Raw records:

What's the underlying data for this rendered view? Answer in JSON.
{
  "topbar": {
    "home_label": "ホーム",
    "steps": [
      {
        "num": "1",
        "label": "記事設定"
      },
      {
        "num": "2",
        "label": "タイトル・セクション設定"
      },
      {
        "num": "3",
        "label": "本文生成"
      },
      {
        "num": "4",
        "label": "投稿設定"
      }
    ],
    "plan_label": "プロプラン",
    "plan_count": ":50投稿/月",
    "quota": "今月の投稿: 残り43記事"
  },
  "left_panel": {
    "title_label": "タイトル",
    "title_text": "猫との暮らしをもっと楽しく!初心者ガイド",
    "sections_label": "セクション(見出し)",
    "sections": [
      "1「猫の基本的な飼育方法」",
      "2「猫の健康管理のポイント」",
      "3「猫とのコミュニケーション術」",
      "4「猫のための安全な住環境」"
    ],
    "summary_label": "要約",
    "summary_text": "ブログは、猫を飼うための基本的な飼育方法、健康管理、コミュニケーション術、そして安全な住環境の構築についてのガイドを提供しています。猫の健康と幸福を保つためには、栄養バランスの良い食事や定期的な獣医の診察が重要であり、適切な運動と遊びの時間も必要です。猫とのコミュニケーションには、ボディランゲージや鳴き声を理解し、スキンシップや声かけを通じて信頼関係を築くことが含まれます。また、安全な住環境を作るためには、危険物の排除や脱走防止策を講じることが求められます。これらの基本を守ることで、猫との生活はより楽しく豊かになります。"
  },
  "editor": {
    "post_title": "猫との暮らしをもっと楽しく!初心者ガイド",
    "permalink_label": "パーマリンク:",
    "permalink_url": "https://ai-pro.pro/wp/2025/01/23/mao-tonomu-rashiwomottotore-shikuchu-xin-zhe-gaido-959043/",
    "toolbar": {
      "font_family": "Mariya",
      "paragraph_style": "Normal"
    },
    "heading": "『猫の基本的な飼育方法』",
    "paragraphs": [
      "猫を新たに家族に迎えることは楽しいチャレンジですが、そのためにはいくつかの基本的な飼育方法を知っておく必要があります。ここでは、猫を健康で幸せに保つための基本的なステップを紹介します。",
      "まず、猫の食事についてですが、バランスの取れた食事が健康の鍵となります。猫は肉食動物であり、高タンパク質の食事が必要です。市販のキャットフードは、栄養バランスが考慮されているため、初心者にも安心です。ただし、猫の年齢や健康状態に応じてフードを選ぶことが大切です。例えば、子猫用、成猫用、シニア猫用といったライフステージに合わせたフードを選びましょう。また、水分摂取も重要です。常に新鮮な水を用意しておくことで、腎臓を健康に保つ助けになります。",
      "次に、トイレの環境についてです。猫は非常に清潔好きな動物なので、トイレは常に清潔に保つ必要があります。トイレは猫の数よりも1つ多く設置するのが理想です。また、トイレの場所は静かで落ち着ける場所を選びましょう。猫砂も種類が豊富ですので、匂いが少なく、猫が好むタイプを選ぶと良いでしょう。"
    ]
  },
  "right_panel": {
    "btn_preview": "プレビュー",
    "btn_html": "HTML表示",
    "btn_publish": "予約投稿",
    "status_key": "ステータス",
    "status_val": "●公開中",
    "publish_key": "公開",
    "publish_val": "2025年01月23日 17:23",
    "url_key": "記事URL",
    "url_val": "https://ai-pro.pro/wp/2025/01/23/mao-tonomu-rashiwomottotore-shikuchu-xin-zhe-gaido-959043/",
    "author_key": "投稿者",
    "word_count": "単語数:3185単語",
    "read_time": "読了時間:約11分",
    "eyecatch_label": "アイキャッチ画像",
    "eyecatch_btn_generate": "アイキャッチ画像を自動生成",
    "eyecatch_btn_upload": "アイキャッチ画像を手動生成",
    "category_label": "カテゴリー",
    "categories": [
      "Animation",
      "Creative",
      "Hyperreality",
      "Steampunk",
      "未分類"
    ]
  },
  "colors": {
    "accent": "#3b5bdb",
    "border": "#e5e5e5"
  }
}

→ **Required work**
Scan the material above. Copy each line that holds the word "猫との暮らしをもっと楽しく".

→ **Full answer**
    "title_text": "猫との暮らしをもっと楽しく!初心者ガイド",
    "post_title": "猫との暮らしをもっと楽しく!初心者ガイド",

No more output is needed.